◆ WHAT IS NEEDED
For the material that follows, list every line containing the word "Birnen".

==========

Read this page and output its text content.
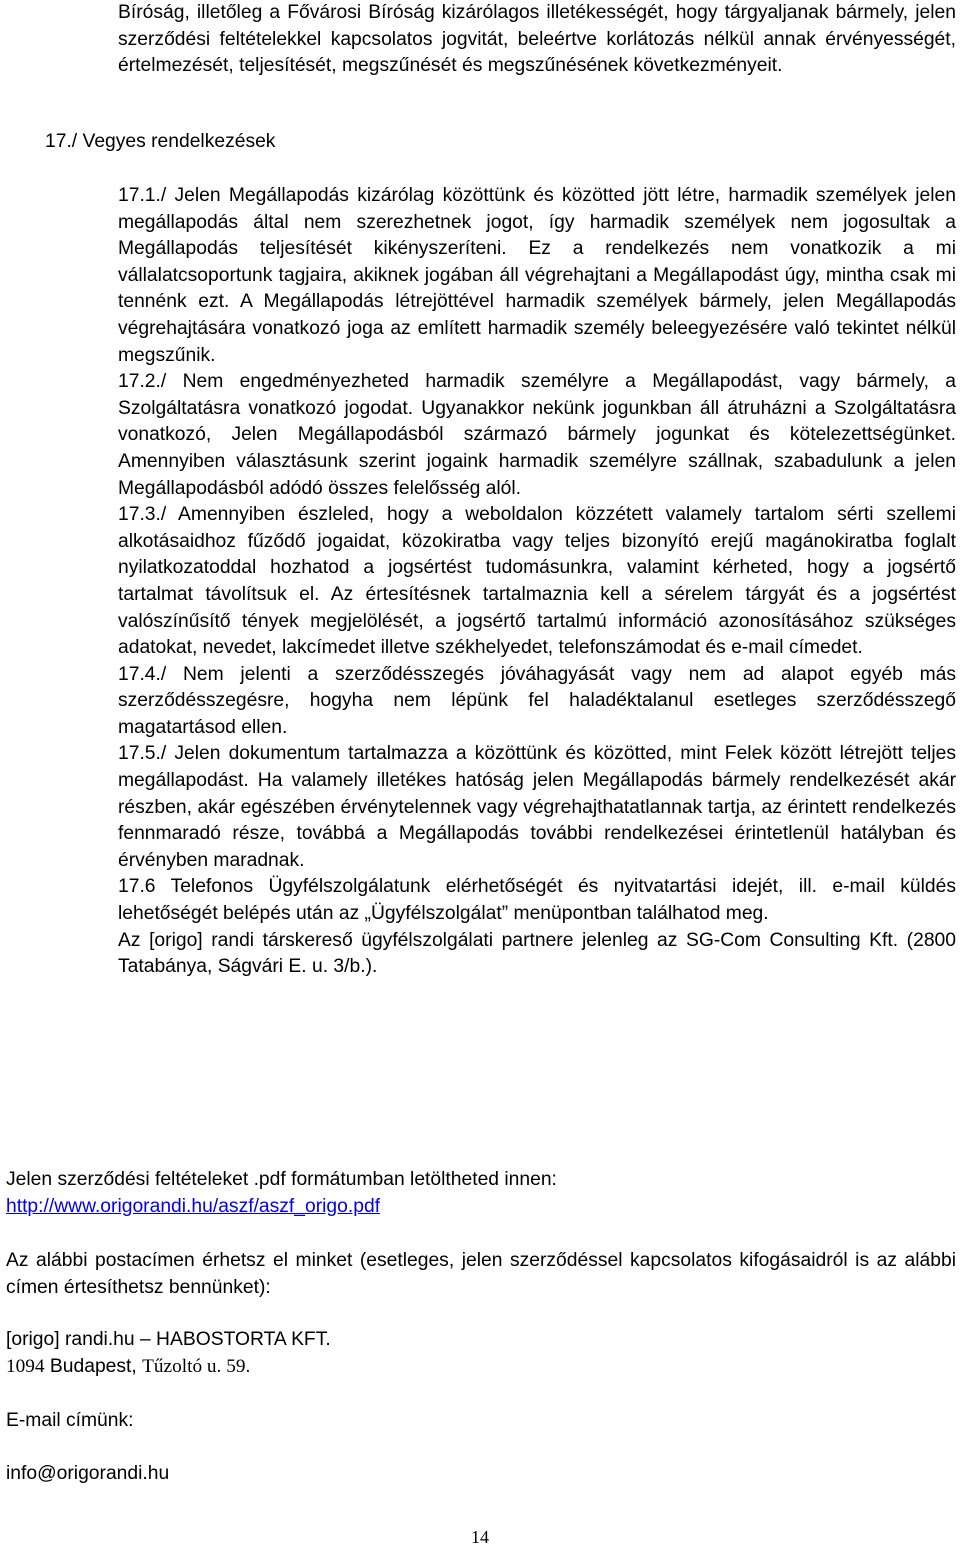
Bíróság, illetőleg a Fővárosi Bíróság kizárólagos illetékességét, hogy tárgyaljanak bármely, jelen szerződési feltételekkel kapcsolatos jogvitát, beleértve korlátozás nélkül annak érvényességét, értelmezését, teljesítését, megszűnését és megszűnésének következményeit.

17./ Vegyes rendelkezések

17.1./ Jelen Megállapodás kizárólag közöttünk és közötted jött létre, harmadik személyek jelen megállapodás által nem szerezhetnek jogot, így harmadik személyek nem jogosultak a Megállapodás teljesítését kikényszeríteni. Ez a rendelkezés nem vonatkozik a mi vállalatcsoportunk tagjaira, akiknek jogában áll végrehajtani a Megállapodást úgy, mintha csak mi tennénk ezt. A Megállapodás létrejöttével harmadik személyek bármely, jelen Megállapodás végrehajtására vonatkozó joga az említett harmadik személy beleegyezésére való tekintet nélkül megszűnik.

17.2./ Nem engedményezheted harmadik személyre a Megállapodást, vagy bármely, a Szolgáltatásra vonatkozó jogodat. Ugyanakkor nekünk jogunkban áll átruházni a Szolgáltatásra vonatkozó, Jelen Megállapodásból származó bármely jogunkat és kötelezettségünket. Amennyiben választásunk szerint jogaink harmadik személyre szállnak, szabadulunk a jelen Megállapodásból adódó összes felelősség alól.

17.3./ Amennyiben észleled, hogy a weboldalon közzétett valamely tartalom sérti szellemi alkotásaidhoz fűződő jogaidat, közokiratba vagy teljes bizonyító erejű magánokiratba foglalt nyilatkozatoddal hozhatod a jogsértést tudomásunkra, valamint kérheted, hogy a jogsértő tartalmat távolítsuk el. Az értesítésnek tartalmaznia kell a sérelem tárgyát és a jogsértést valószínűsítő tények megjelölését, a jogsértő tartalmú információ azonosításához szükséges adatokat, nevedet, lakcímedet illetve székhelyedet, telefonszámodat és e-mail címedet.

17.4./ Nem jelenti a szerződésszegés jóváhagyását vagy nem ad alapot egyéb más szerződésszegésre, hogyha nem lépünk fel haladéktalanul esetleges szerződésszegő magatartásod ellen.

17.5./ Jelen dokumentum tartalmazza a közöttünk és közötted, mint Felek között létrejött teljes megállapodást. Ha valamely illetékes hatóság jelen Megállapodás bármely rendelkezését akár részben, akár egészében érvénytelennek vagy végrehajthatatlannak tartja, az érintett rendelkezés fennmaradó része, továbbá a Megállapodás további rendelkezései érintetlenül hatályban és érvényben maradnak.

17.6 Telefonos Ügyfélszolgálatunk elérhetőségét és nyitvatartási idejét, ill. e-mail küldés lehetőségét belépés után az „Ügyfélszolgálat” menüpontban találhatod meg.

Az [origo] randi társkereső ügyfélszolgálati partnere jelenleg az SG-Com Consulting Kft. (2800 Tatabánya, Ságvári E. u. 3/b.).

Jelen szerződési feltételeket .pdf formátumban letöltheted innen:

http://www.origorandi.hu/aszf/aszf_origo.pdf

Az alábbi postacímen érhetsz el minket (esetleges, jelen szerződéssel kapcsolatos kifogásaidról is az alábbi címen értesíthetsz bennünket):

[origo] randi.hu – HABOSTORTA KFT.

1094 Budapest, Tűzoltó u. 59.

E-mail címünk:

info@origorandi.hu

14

==========

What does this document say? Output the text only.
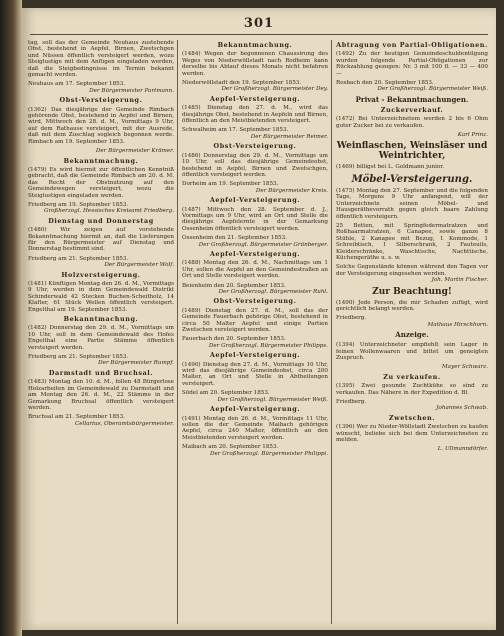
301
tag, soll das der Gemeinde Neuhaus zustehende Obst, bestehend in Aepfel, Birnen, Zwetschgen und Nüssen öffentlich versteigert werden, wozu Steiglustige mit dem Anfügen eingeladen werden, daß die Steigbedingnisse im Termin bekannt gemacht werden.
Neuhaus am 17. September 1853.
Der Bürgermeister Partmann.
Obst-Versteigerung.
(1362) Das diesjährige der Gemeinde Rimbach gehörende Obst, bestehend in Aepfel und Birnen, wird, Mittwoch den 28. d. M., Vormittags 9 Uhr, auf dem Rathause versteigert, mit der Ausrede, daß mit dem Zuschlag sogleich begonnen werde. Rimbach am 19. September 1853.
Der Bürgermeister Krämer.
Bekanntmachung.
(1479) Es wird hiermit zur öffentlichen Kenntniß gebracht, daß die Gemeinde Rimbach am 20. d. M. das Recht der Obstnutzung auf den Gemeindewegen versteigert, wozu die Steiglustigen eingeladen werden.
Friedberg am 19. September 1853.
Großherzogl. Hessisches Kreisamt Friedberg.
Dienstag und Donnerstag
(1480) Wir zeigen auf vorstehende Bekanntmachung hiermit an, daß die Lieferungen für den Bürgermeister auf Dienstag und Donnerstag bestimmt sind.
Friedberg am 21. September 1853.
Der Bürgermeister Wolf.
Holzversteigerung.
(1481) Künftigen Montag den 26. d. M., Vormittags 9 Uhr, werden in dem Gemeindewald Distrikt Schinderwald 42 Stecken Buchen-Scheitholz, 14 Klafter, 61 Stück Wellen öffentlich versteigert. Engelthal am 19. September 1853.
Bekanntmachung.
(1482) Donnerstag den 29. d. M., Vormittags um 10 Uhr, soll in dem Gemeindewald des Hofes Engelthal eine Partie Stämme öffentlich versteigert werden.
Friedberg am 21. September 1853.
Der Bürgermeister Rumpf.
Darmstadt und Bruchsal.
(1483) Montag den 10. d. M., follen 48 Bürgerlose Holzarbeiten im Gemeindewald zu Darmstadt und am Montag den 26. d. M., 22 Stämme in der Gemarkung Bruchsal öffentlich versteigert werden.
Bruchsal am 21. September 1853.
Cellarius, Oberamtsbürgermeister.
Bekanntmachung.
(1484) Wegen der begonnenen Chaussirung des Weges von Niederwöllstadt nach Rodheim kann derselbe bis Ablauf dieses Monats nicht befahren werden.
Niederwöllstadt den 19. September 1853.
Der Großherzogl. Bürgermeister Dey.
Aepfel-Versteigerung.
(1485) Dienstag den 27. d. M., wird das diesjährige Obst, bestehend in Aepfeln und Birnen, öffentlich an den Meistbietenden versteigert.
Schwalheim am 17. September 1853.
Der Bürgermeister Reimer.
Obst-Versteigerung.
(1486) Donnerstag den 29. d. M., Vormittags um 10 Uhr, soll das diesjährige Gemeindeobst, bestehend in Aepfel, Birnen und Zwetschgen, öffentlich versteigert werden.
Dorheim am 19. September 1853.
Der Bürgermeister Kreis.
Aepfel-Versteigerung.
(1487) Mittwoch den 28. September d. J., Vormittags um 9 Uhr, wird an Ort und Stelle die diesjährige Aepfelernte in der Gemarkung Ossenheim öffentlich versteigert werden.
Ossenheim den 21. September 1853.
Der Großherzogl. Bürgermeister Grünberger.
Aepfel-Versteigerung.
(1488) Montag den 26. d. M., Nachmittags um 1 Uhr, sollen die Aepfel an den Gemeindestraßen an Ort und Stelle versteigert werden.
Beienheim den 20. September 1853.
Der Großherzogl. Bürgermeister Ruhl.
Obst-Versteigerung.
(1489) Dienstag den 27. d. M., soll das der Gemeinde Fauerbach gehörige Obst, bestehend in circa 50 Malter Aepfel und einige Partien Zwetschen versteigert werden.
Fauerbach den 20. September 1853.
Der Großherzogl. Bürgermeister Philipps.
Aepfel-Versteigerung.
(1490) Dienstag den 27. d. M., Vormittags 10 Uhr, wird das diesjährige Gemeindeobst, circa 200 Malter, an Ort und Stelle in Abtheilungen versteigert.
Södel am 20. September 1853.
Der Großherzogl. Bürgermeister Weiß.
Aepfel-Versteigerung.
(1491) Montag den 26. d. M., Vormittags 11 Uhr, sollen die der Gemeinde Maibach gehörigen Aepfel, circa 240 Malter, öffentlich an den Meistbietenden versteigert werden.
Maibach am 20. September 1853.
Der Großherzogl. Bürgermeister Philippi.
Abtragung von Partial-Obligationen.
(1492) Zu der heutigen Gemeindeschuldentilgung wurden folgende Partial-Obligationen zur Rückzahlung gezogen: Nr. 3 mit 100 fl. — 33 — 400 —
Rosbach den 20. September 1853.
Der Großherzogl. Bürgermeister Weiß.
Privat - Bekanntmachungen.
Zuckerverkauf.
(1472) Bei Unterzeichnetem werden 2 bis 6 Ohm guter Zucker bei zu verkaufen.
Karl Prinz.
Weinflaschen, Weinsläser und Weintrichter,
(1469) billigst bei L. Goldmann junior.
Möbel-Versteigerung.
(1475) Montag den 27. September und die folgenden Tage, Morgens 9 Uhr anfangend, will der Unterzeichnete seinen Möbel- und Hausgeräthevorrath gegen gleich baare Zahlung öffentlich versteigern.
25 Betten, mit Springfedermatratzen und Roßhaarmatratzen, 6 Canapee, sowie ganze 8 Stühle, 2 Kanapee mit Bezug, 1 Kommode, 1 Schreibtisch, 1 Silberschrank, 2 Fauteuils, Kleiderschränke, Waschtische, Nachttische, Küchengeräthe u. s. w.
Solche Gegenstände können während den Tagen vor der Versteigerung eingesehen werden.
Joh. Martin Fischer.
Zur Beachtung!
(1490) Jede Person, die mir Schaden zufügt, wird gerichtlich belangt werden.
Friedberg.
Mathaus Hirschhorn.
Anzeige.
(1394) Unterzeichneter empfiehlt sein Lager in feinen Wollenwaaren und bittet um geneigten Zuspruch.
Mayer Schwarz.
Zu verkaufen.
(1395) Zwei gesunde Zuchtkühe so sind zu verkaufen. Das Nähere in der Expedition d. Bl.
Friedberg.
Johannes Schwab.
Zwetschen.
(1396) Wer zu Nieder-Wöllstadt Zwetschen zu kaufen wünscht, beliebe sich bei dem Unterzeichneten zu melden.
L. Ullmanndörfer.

==========

◆ RESPONSE FOR THIS EXERCISE
tag, soll das der Gemeinde Neuhaus zustehende Obst, bestehend in Aepfel, Birnen, Zwetschgen und Nüssen öffentlich versteigert werden, wozu Steiglustige mit dem Anfügen eingeladen werden, daß die Steigbedingnisse im Termin bekannt gemacht werden.
(1362) Das diesjährige der Gemeinde Rimbach gehörende Obst, bestehend in Aepfel und Birnen, wird, Mittwoch den 28. d. M., Vormittags 9 Uhr, auf dem Rathause versteigert, mit der Ausrede, daß mit dem Zuschlag sogleich begonnen werde. Rimbach am 19. September 1853.
(1485) Dienstag den 27. d. M., wird das diesjährige Obst, bestehend in Aepfeln und Birnen, öffentlich an den Meistbietenden versteigert.
(1486) Donnerstag den 29. d. M., Vormittags um 10 Uhr, soll das diesjährige Gemeindeobst, bestehend in Aepfel, Birnen und Zwetschgen, öffentlich versteigert werden.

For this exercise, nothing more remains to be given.